-- BEGIN INPUT ROWS --

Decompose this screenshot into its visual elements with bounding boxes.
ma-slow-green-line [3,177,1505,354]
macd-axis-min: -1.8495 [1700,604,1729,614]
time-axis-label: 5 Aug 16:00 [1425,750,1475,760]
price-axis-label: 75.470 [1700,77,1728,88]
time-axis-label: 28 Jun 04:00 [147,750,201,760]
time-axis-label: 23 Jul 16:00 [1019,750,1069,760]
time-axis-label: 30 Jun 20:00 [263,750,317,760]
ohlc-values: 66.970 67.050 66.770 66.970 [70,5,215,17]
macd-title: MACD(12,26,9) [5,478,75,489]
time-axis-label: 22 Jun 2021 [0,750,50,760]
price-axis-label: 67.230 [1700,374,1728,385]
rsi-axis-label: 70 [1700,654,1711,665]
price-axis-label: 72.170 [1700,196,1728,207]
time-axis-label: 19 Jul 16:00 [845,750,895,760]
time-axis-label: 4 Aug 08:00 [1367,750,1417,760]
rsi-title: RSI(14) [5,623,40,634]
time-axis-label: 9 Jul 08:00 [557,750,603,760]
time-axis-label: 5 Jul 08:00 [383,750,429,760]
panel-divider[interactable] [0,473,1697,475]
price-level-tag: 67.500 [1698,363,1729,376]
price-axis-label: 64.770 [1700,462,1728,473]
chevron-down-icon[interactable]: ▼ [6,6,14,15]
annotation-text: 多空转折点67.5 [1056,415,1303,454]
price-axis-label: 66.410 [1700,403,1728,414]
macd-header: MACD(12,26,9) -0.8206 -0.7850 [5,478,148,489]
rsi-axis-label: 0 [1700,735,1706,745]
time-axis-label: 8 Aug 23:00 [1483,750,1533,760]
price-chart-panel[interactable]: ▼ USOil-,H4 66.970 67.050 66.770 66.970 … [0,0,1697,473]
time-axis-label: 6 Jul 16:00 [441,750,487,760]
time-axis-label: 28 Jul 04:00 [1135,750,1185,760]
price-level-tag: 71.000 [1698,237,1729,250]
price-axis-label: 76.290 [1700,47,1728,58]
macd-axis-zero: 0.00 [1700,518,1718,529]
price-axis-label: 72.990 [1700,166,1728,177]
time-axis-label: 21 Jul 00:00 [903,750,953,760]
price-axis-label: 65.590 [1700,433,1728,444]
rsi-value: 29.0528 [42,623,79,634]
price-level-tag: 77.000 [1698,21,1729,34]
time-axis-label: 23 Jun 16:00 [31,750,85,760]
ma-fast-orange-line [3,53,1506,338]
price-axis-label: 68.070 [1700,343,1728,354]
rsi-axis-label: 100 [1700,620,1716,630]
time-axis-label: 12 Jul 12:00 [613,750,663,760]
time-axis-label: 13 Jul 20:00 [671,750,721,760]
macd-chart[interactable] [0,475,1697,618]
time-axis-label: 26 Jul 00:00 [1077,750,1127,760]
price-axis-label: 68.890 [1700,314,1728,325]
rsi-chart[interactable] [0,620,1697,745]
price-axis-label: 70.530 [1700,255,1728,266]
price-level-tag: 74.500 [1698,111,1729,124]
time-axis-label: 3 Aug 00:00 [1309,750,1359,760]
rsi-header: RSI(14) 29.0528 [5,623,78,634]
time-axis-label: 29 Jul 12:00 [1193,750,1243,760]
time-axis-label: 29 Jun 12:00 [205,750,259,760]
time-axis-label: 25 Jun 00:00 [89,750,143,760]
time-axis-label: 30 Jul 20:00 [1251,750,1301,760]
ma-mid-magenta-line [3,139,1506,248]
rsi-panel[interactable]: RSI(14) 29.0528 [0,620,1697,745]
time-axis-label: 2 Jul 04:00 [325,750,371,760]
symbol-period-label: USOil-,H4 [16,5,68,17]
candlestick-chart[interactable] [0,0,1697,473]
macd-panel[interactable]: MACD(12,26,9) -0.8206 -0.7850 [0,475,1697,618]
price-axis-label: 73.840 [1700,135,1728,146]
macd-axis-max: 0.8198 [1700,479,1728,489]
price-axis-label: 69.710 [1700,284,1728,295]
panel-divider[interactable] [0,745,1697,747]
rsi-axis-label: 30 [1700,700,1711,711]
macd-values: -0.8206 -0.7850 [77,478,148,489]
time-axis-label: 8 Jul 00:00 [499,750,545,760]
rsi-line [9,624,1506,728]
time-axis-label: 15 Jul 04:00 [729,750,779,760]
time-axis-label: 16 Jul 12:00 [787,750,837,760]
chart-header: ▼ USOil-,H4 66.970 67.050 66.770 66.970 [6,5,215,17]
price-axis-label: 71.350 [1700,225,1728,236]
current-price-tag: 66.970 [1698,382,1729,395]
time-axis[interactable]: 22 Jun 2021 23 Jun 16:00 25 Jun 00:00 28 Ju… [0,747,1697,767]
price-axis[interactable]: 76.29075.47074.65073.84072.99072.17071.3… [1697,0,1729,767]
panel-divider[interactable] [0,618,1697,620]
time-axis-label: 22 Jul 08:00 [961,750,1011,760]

-- END INPUT ROWS --

WHAT NEEDS TO BE DONE: Starting at the beginning of the material and going through the line with "time-axis-label: 30 Jun", write those lines out again with "time-axis-label" swapped for "x-axis-label". Leave everything else unchanged.

PROBLEM SOLUTION:
Decompose this screenshot into its visual elements with bounding boxes.
ma-slow-green-line [3,177,1505,354]
macd-axis-min: -1.8495 [1700,604,1729,614]
x-axis-label: 5 Aug 16:00 [1425,750,1475,760]
price-axis-label: 75.470 [1700,77,1728,88]
x-axis-label: 28 Jun 04:00 [147,750,201,760]
x-axis-label: 23 Jul 16:00 [1019,750,1069,760]
x-axis-label: 30 Jun 20:00 [263,750,317,760]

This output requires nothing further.